Requirement. The entries below are to be transcribed in full, without their images.

Data section.
□ □ □ □
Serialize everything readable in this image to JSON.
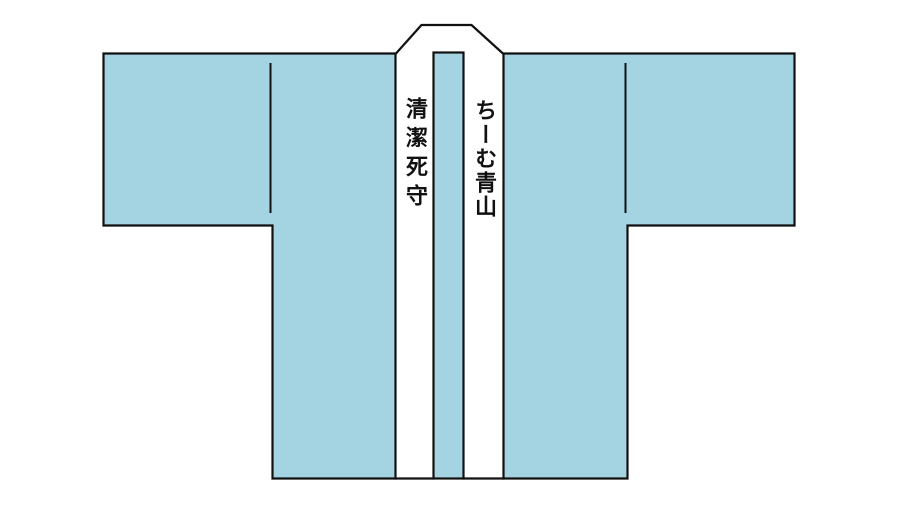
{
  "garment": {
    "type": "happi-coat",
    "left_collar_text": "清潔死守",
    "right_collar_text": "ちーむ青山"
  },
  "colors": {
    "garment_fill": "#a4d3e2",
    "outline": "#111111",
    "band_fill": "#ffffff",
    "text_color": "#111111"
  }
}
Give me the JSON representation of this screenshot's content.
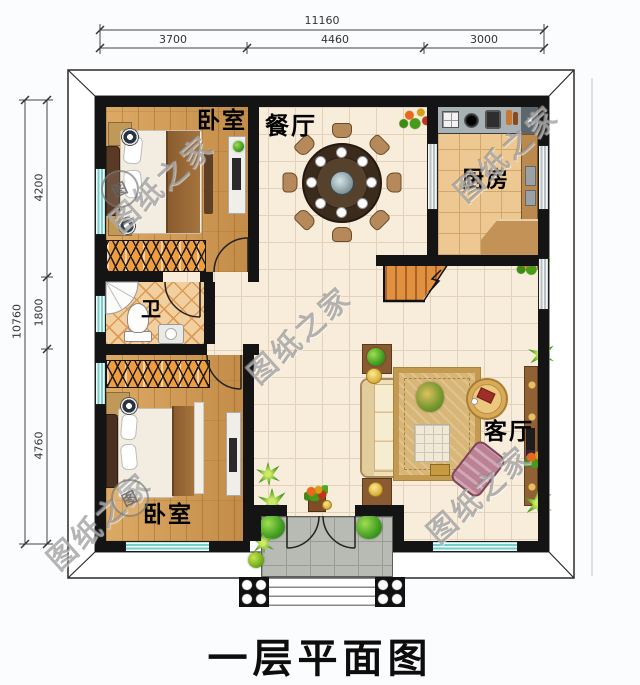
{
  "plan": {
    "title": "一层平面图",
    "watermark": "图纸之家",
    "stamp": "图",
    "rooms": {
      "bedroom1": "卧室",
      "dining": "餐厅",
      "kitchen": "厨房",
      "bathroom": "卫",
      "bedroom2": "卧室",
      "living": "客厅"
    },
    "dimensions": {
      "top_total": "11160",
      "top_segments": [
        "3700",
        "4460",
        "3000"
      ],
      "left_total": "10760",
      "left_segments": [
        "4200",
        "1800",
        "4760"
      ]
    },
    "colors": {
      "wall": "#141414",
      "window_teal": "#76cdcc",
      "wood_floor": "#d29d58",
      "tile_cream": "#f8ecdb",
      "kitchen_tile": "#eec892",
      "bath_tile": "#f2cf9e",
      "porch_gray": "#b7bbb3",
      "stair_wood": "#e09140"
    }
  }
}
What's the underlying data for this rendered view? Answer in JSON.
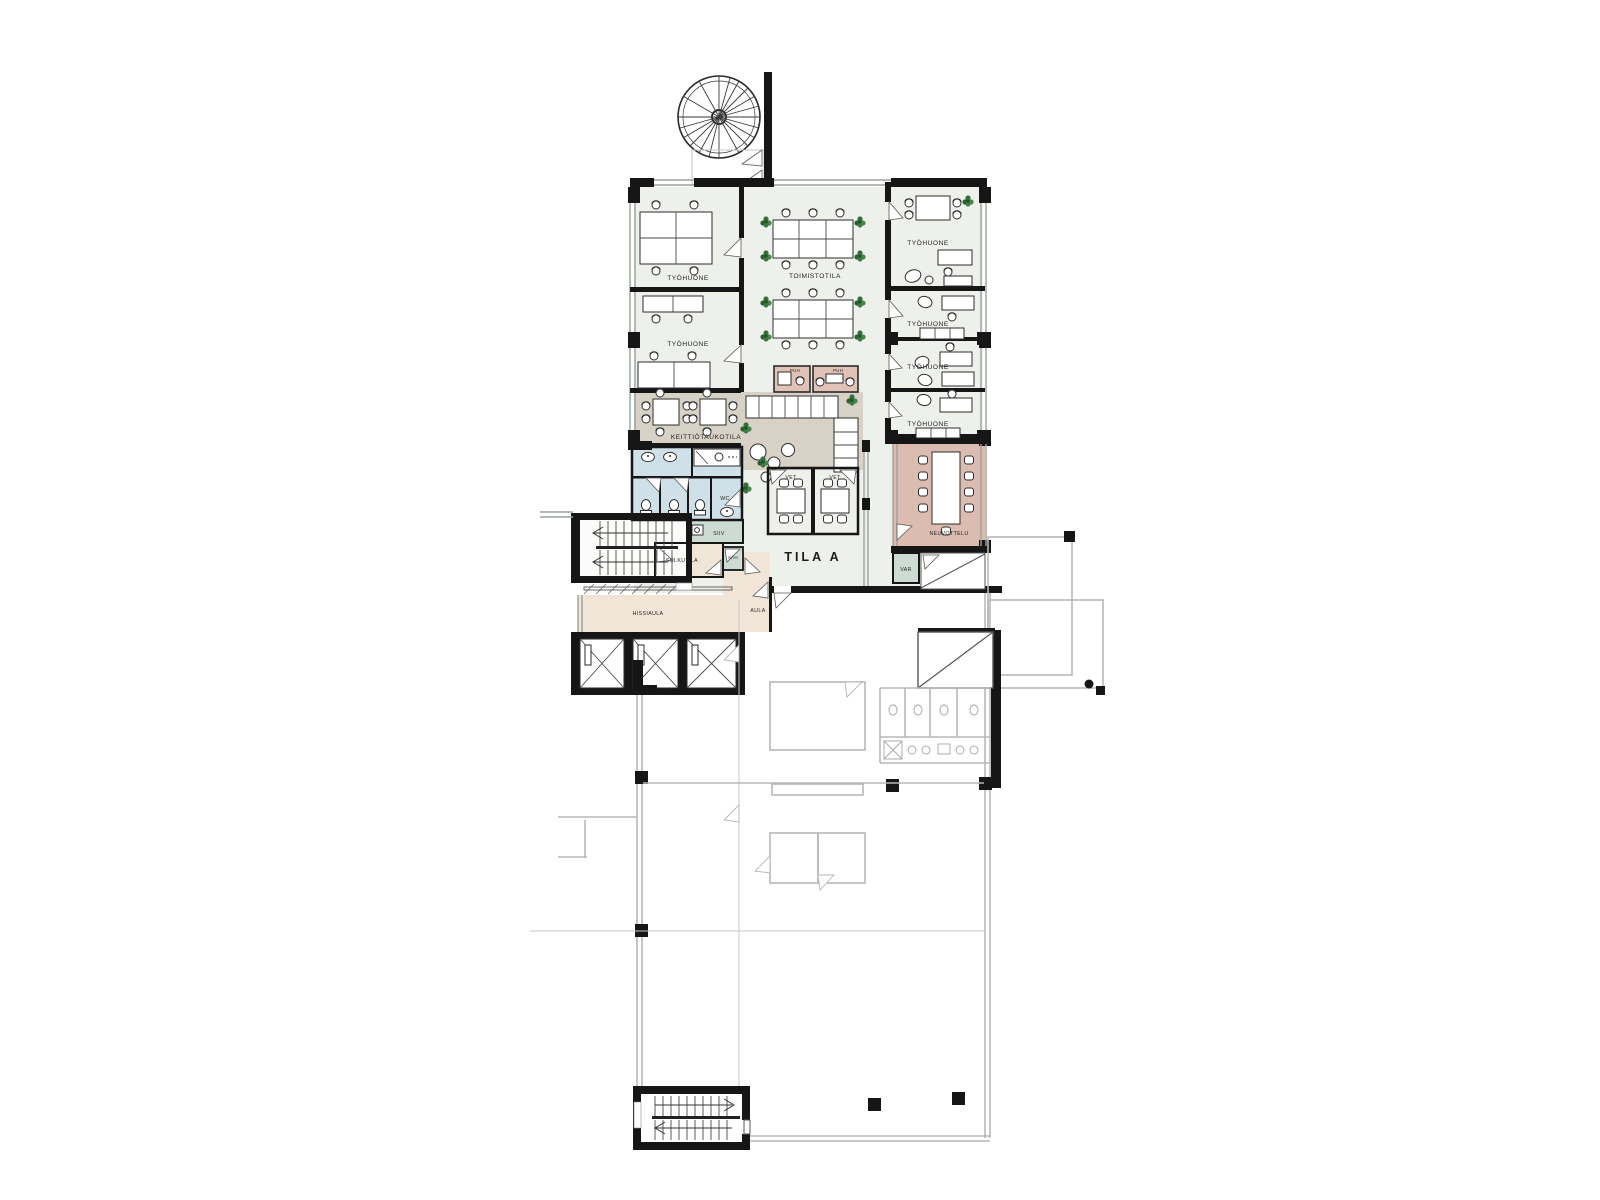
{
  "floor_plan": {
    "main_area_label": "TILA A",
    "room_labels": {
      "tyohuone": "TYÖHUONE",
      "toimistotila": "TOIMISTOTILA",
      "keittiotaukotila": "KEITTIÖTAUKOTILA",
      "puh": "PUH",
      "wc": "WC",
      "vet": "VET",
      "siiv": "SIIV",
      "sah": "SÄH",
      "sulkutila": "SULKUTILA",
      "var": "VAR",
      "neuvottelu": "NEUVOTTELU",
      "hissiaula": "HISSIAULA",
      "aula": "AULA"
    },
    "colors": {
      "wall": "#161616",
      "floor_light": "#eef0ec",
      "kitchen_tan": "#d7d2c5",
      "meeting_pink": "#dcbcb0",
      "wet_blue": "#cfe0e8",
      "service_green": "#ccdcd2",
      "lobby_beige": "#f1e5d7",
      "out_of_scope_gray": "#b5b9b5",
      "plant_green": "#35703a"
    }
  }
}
□ □ □ □
Written answer.
Serialize everything readable in this image to JSON.
{
  "garment": {
    "type": "happi-coat",
    "left_collar_text": "清潔死守",
    "right_collar_text": "ちーむ青山"
  },
  "colors": {
    "garment_fill": "#a4d3e2",
    "outline": "#111111",
    "band_fill": "#ffffff",
    "text_color": "#111111"
  }
}
Give me the JSON representation of this screenshot's content.
{
  "plan": {
    "title": "一层平面图",
    "watermark": "图纸之家",
    "stamp": "图",
    "rooms": {
      "bedroom1": "卧室",
      "dining": "餐厅",
      "kitchen": "厨房",
      "bathroom": "卫",
      "bedroom2": "卧室",
      "living": "客厅"
    },
    "dimensions": {
      "top_total": "11160",
      "top_segments": [
        "3700",
        "4460",
        "3000"
      ],
      "left_total": "10760",
      "left_segments": [
        "4200",
        "1800",
        "4760"
      ]
    },
    "colors": {
      "wall": "#141414",
      "window_teal": "#76cdcc",
      "wood_floor": "#d29d58",
      "tile_cream": "#f8ecdb",
      "kitchen_tile": "#eec892",
      "bath_tile": "#f2cf9e",
      "porch_gray": "#b7bbb3",
      "stair_wood": "#e09140"
    }
  }
}
What's the underlying data for this rendered view? Answer in JSON.
{
  "floor_plan": {
    "main_area_label": "TILA A",
    "room_labels": {
      "tyohuone": "TYÖHUONE",
      "toimistotila": "TOIMISTOTILA",
      "keittiotaukotila": "KEITTIÖTAUKOTILA",
      "puh": "PUH",
      "wc": "WC",
      "vet": "VET",
      "siiv": "SIIV",
      "sah": "SÄH",
      "sulkutila": "SULKUTILA",
      "var": "VAR",
      "neuvottelu": "NEUVOTTELU",
      "hissiaula": "HISSIAULA",
      "aula": "AULA"
    },
    "colors": {
      "wall": "#161616",
      "floor_light": "#eef0ec",
      "kitchen_tan": "#d7d2c5",
      "meeting_pink": "#dcbcb0",
      "wet_blue": "#cfe0e8",
      "service_green": "#ccdcd2",
      "lobby_beige": "#f1e5d7",
      "out_of_scope_gray": "#b5b9b5",
      "plant_green": "#35703a"
    }
  }
}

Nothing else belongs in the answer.